JOB
Could you write out the records below exactly as they appear, leaving out any pictures?

━━━━━━

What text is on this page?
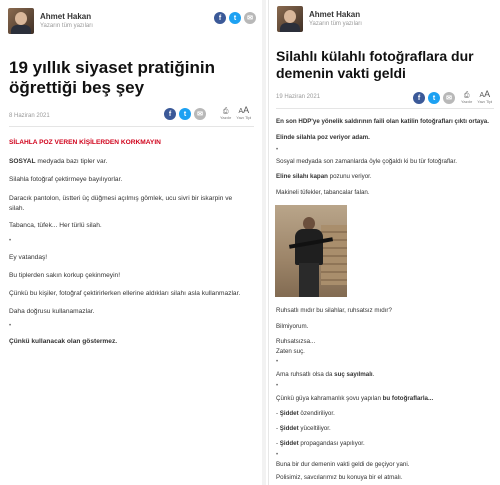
Ahmet Hakan
Yazarın tüm yazıları
f	t	✉
19 yıllık siyaset pratiğinin öğrettiği beş şey
8 Haziran 2021	f	t	✉	⎙
Yazdır
AA
Yazı Tipi
SİLAHLA POZ VEREN KİŞİLERDEN KORKMAYIN
SOSYAL medyada bazı tipler var.
Silahla fotoğraf çektirmeye bayılıyorlar.
Daracık pantolon, üstteri üç düğmesi açılmış gömlek, ucu sivri bir iskarpin ve
silah.
Tabanca, tüfek... Her türlü silah.
•
Ey vatandaş!
Bu tiplerden sakın korkup çekinmeyin!
Çünkü bu kişiler, fotoğraf çektirirlerken ellerine aldıkları silahı asla kullanmazlar.
Daha doğrusu kullanamazlar.
•
Çünkü kullanacak olan göstermez.
Ahmet Hakan
Yazarın tüm yazıları
Silahlı külahlı fotoğraflara dur demenin vakti geldi
19 Haziran 2021	f	t	✉	⎙
Yazdır
AA
Yazı Tipi
En son HDP'ye yönelik saldırının faili olan katilin fotoğrafları çıktı ortaya.
Elinde silahla poz veriyor adam.
•
Sosyal medyada son zamanlarda öyle çoğaldı ki bu tür fotoğraflar.
Eline silahı kapan pozunu veriyor.
Makineli tüfekler, tabancalar falan.
Ruhsatlı mıdır bu silahlar, ruhsatsız mıdır?
Bilmiyorum.
Ruhsatsızsa...
Zaten suç.
•
Ama ruhsatlı olsa da suç sayılmalı.
•
Çünkü güya kahramanlık şovu yapılan bu fotoğraflarla...
- Şiddet özendiriliyor.
- Şiddet yüceltiliyor.
- Şiddet propagandası yapılıyor.
•
Buna bir dur demenin vakti geldi de geçiyor yani.
Polisimiz, savcılarımız bu konuya bir el atmalı.
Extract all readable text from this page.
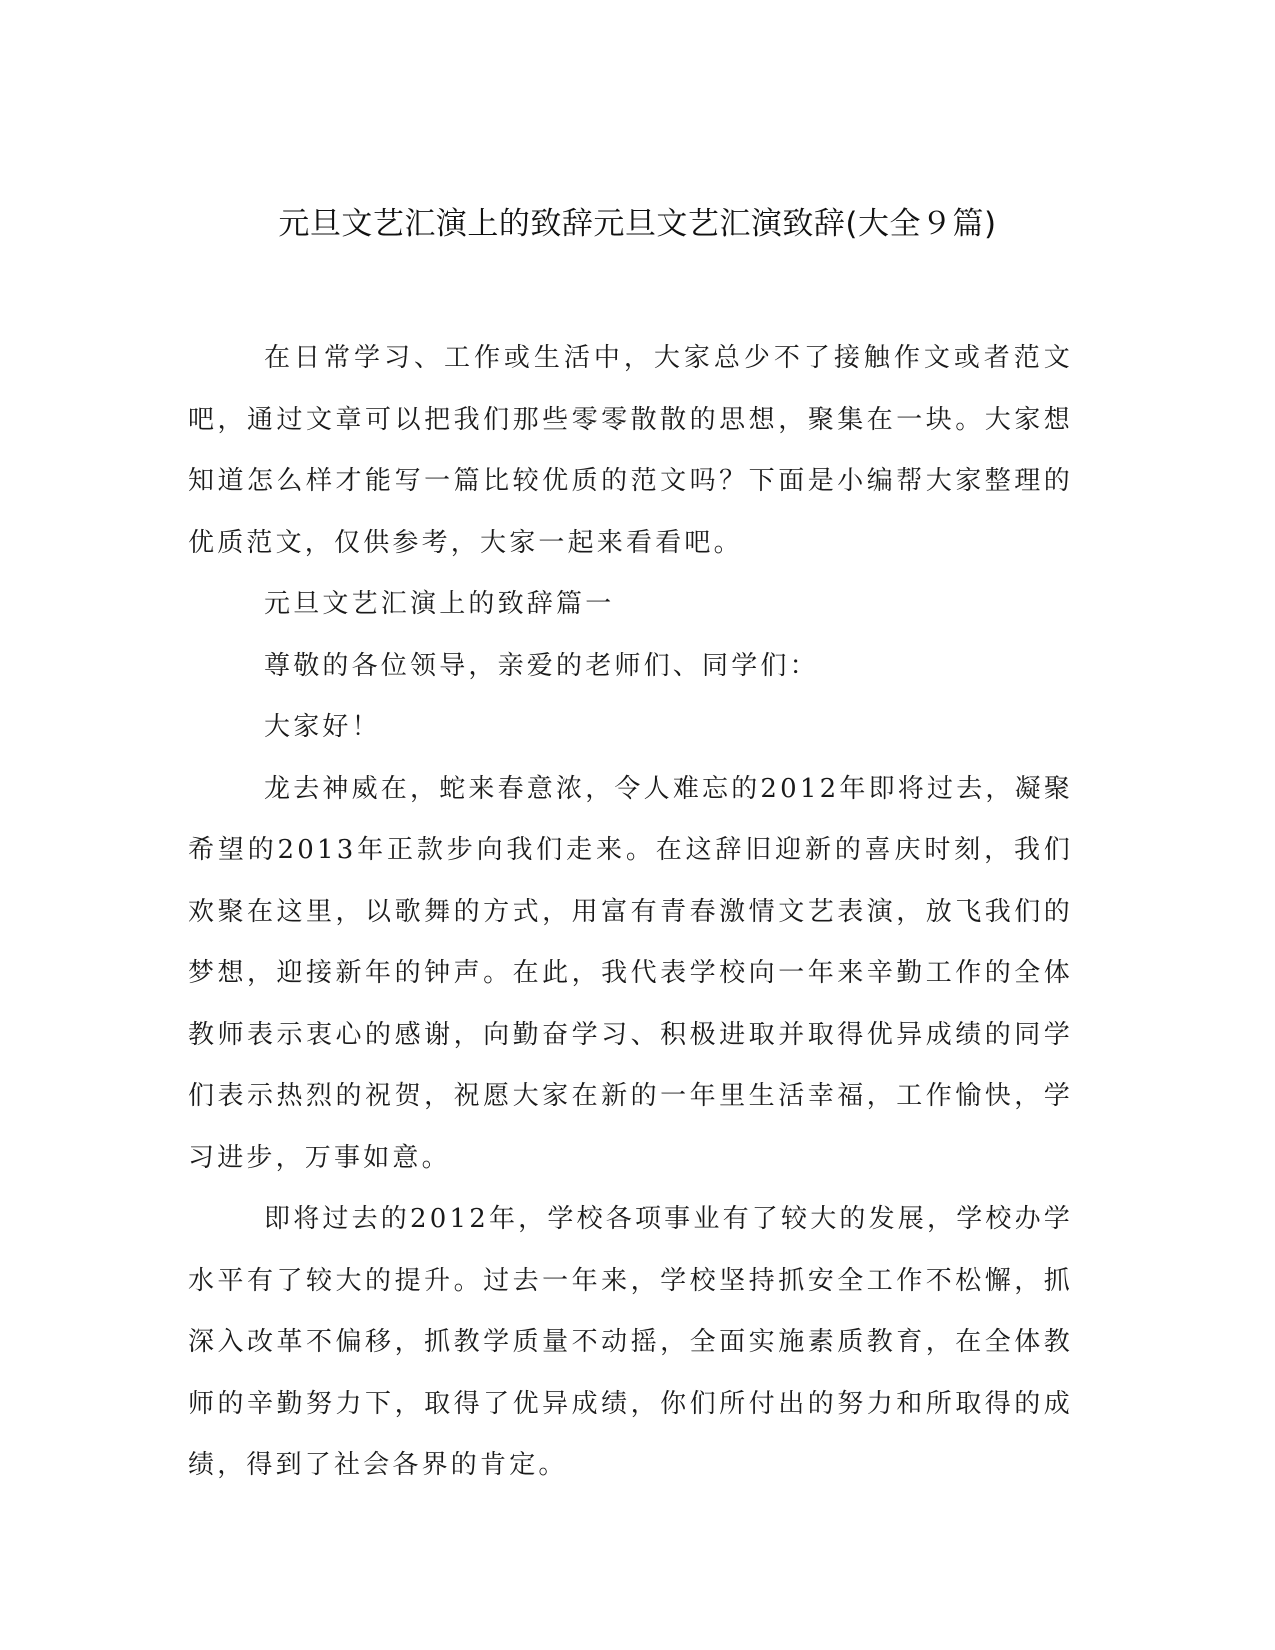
元旦文艺汇演上的致辞元旦文艺汇演致辞(大全９篇)

在日常学习、工作或生活中，大家总少不了接触作文或者范文吧，通过文章可以把我们那些零零散散的思想，聚集在一块。大家想知道怎么样才能写一篇比较优质的范文吗？下面是小编帮大家整理的优质范文，仅供参考，大家一起来看看吧。

元旦文艺汇演上的致辞篇一

尊敬的各位领导，亲爱的老师们、同学们：

大家好！

龙去神威在，蛇来春意浓，令人难忘的2012年即将过去，凝聚希望的2013年正款步向我们走来。在这辞旧迎新的喜庆时刻，我们欢聚在这里，以歌舞的方式，用富有青春激情文艺表演，放飞我们的梦想，迎接新年的钟声。在此，我代表学校向一年来辛勤工作的全体教师表示衷心的感谢，向勤奋学习、积极进取并取得优异成绩的同学们表示热烈的祝贺，祝愿大家在新的一年里生活幸福，工作愉快，学习进步，万事如意。

即将过去的2012年，学校各项事业有了较大的发展，学校办学水平有了较大的提升。过去一年来，学校坚持抓安全工作不松懈，抓深入改革不偏移，抓教学质量不动摇，全面实施素质教育，在全体教师的辛勤努力下，取得了优异成绩，你们所付出的努力和所取得的成绩，得到了社会各界的肯定。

━━━━━━

RESPONSE FOR THIS EXERCISE
What text is on this page?
Ahmet Hakan
Yazarın tüm yazıları
f	t	✉
19 yıllık siyaset pratiğinin öğrettiği beş şey
8 Haziran 2021	f	t	✉	⎙
Yazdır
AA
Yazı Tipi
SİLAHLA POZ VEREN KİŞİLERDEN KORKMAYIN
SOSYAL medyada bazı tipler var.
Silahla fotoğraf çektirmeye bayılıyorlar.
Daracık pantolon, üstteri üç düğmesi açılmış gömlek, ucu sivri bir iskarpin ve
silah.
Tabanca, tüfek... Her türlü silah.
•
Ey vatandaş!
Bu tiplerden sakın korkup çekinmeyin!
Çünkü bu kişiler, fotoğraf çektirirlerken ellerine aldıkları silahı asla kullanmazlar.
Daha doğrusu kullanamazlar.
•
Çünkü kullanacak olan göstermez.
Ahmet Hakan
Yazarın tüm yazıları
Silahlı külahlı fotoğraflara dur demenin vakti geldi
19 Haziran 2021	f	t	✉	⎙
Yazdır
AA
Yazı Tipi
En son HDP'ye yönelik saldırının faili olan katilin fotoğrafları çıktı ortaya.
Elinde silahla poz veriyor adam.
•
Sosyal medyada son zamanlarda öyle çoğaldı ki bu tür fotoğraflar.
Eline silahı kapan pozunu veriyor.
Makineli tüfekler, tabancalar falan.
Ruhsatlı mıdır bu silahlar, ruhsatsız mıdır?
Bilmiyorum.
Ruhsatsızsa...
Zaten suç.
•
Ama ruhsatlı olsa da suç sayılmalı.
•
Çünkü güya kahramanlık şovu yapılan bu fotoğraflarla...
- Şiddet özendiriliyor.
- Şiddet yüceltiliyor.
- Şiddet propagandası yapılıyor.
•
Buna bir dur demenin vakti geldi de geçiyor yani.
Polisimiz, savcılarımız bu konuya bir el atmalı.
Extract all readable text from this page.
元旦文艺汇演上的致辞元旦文艺汇演致辞(大全９篇)

在日常学习、工作或生活中，大家总少不了接触作文或者范文吧，通过文章可以把我们那些零零散散的思想，聚集在一块。大家想知道怎么样才能写一篇比较优质的范文吗？下面是小编帮大家整理的优质范文，仅供参考，大家一起来看看吧。

元旦文艺汇演上的致辞篇一

尊敬的各位领导，亲爱的老师们、同学们：

大家好！

龙去神威在，蛇来春意浓，令人难忘的2012年即将过去，凝聚希望的2013年正款步向我们走来。在这辞旧迎新的喜庆时刻，我们欢聚在这里，以歌舞的方式，用富有青春激情文艺表演，放飞我们的梦想，迎接新年的钟声。在此，我代表学校向一年来辛勤工作的全体教师表示衷心的感谢，向勤奋学习、积极进取并取得优异成绩的同学们表示热烈的祝贺，祝愿大家在新的一年里生活幸福，工作愉快，学习进步，万事如意。

即将过去的2012年，学校各项事业有了较大的发展，学校办学水平有了较大的提升。过去一年来，学校坚持抓安全工作不松懈，抓深入改革不偏移，抓教学质量不动摇，全面实施素质教育，在全体教师的辛勤努力下，取得了优异成绩，你们所付出的努力和所取得的成绩，得到了社会各界的肯定。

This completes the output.